**Direction**
Restate the entries below verbatim.

**Data excerpts**
=======

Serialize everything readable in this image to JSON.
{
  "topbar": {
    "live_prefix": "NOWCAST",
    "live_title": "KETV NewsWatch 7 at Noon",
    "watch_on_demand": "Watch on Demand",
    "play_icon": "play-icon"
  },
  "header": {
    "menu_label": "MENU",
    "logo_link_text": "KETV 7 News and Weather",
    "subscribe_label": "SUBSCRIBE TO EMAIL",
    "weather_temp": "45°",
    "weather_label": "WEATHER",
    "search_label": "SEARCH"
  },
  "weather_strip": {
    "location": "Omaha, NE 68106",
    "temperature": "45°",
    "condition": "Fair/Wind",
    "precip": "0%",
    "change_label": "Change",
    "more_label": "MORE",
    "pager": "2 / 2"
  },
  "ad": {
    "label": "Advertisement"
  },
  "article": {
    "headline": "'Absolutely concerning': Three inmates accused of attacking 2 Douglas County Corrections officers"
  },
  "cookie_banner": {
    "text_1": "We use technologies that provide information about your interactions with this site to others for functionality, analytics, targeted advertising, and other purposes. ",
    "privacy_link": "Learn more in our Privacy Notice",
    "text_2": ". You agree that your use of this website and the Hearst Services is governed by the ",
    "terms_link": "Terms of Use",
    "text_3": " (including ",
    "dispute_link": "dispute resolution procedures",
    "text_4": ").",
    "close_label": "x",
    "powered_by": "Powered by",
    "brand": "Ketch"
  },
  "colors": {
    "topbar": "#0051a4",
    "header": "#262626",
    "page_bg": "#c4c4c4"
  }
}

=======

**Answer to this task**
Serialize everything readable in this image to JSON.
{
  "topbar": {
    "live_prefix": "NOWCAST",
    "live_title": "KETV NewsWatch 7 at Noon",
    "watch_on_demand": "Watch on Demand",
    "play_icon": "play-icon"
  },
  "header": {
    "menu_label": "MENU",
    "logo_link_text": "KETV 7 News and Weather",
    "subscribe_label": "SUBSCRIBE TO EMAIL",
    "weather_temp": "45°",
    "weather_label": "WEATHER",
    "search_label": "SEARCH"
  },
  "weather_strip": {
    "location": "Omaha, NE 68106",
    "temperature": "45°",
    "condition": "Fair/Wind",
    "precip": "0%",
    "change_label": "Change",
    "more_label": "MORE",
    "pager": "2 / 2"
  },
  "ad": {
    "label": "Advertisement"
  },
  "article": {
    "headline": "'Absolutely concerning': Three inmates accused of attacking 2 Douglas County Corrections officers"
  },
  "cookie_banner": {
    "text_1": "We use technologies that provide information about your interactions with this site to others for functionality, analytics, targeted advertising, and other purposes. ",
    "privacy_link": "Learn more in our Privacy Notice",
    "text_2": ". You agree that your use of this website and the Hearst Services is governed by the ",
    "terms_link": "Terms of Use",
    "text_3": " (including ",
    "dispute_link": "dispute resolution procedures",
    "text_4": ").",
    "close_label": "x",
    "powered_by": "Powered by",
    "brand": "Ketch"
  },
  "colors": {
    "topbar": "#0051a4",
    "header": "#262626",
    "page_bg": "#c4c4c4"
  }
}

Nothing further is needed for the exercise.